--- INPUT MATERIAL ---

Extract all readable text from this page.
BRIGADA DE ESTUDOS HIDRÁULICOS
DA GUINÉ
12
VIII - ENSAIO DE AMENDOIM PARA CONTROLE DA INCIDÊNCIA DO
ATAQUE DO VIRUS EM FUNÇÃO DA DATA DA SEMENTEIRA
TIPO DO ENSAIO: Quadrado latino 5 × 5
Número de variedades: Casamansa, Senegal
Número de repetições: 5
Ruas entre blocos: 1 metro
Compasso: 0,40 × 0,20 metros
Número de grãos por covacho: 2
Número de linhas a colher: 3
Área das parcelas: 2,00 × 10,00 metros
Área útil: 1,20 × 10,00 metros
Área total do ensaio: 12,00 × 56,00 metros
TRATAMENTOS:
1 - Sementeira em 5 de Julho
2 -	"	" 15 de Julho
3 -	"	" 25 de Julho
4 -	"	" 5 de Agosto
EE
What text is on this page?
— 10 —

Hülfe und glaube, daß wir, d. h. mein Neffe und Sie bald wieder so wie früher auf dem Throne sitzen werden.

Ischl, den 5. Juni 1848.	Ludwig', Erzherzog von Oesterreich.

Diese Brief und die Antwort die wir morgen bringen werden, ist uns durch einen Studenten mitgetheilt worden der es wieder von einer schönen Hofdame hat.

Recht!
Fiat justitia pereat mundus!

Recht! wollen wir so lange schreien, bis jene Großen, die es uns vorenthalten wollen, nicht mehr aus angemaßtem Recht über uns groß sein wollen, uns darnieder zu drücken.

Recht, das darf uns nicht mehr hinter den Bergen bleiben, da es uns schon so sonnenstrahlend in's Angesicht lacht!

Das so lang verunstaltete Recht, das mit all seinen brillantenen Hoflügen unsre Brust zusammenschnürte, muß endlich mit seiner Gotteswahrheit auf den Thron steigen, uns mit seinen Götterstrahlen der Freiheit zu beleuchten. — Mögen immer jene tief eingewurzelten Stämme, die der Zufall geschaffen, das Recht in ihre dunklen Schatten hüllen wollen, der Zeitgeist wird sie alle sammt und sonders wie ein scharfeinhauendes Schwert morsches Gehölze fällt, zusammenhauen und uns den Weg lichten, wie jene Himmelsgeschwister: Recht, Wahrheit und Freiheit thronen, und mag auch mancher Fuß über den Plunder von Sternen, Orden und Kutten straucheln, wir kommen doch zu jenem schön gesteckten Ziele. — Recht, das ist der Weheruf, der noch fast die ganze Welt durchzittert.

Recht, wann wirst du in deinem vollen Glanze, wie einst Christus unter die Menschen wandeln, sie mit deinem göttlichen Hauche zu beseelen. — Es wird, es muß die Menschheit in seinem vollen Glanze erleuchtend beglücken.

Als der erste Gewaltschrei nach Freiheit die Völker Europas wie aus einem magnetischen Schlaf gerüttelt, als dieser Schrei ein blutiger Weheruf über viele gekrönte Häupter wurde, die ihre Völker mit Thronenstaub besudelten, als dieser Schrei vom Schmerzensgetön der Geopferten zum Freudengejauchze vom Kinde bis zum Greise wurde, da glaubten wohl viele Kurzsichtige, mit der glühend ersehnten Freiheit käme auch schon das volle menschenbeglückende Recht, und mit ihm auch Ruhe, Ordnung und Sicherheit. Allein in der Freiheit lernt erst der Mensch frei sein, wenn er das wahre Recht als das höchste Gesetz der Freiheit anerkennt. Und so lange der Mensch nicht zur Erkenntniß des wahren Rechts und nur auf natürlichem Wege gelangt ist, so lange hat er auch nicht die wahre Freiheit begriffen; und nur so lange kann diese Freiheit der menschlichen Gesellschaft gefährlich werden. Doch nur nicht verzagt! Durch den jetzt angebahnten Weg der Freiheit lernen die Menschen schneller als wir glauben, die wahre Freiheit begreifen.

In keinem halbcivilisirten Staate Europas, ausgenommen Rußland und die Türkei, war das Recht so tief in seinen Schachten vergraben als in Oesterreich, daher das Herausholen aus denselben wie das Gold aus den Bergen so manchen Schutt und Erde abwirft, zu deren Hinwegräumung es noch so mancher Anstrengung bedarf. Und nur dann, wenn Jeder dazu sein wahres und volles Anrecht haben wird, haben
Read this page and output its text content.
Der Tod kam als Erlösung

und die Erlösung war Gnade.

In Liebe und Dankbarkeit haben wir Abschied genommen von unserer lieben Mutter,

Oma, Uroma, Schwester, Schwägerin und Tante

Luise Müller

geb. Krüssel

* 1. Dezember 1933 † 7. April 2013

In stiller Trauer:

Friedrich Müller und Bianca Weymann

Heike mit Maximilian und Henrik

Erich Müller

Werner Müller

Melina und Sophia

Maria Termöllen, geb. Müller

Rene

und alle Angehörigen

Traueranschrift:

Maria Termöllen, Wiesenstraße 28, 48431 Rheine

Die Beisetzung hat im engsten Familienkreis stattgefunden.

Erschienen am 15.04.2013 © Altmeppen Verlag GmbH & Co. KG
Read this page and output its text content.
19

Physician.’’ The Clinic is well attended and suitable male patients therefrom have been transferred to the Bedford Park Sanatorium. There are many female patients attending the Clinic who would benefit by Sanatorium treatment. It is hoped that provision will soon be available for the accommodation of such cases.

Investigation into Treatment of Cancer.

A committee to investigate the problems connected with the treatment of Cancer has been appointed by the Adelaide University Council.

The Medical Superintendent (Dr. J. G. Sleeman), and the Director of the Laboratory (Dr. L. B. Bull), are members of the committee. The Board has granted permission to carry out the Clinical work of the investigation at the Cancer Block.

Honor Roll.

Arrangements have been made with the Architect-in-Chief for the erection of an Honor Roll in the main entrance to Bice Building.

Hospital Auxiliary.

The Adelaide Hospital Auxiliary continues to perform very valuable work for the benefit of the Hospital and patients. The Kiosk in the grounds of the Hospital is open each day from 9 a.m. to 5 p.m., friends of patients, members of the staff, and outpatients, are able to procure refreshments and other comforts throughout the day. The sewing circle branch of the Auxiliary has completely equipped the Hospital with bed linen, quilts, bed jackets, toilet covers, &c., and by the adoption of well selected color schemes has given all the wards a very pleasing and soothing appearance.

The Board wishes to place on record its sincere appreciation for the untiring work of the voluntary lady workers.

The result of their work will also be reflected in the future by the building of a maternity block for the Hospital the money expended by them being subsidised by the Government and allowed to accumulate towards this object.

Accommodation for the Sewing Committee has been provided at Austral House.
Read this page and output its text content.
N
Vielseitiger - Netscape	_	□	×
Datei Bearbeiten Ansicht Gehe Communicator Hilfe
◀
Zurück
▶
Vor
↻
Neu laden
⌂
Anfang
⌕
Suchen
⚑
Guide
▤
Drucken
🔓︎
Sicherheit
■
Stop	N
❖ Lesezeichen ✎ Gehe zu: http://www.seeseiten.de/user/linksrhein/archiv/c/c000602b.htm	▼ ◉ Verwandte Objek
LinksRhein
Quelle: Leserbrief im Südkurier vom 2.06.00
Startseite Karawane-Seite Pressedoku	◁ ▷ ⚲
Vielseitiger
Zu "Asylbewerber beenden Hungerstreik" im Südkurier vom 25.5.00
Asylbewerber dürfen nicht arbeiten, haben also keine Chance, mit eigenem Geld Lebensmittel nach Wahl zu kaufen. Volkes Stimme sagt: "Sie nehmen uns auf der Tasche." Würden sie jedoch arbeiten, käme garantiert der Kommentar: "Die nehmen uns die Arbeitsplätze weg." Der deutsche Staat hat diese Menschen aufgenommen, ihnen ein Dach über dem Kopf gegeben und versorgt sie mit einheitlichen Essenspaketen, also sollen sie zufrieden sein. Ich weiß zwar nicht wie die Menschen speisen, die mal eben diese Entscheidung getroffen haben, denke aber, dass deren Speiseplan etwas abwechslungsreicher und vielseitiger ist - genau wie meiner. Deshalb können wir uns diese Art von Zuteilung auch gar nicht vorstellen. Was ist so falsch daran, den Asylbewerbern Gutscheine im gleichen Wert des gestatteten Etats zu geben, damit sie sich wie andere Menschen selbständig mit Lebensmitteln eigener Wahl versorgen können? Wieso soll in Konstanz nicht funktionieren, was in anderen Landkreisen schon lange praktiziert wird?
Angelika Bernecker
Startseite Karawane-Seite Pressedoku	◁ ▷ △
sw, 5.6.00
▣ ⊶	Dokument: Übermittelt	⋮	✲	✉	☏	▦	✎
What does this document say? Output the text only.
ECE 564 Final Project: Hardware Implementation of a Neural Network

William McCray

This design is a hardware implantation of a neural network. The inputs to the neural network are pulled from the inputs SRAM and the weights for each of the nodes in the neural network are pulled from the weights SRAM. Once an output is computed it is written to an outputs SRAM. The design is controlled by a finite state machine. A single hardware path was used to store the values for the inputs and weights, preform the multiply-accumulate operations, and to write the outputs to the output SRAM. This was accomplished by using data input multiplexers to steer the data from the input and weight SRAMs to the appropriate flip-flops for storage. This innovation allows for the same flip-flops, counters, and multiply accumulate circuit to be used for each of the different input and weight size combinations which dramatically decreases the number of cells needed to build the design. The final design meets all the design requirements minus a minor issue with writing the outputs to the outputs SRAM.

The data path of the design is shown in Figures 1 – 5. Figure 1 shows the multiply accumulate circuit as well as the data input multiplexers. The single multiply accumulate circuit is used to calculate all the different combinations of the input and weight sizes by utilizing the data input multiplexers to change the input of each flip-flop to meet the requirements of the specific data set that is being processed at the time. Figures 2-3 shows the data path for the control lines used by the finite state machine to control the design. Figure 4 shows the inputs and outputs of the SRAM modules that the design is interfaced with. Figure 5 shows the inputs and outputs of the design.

---

# [TO DO]
Scan the entries above for the string "Cancer" and copy each line containing it.

# [ANSWER BOX]
Investigation into Treatment of Cancer.
A committee to investigate the problems connected with the treatment of Cancer has been appointed by the Adelaide University Council.
The Medical Superintendent (Dr. J. G. Sleeman), and the Director of the Laboratory (Dr. L. B. Bull), are members of the committee. The Board has granted permission to carry out the Clinical work of the investigation at the Cancer Block.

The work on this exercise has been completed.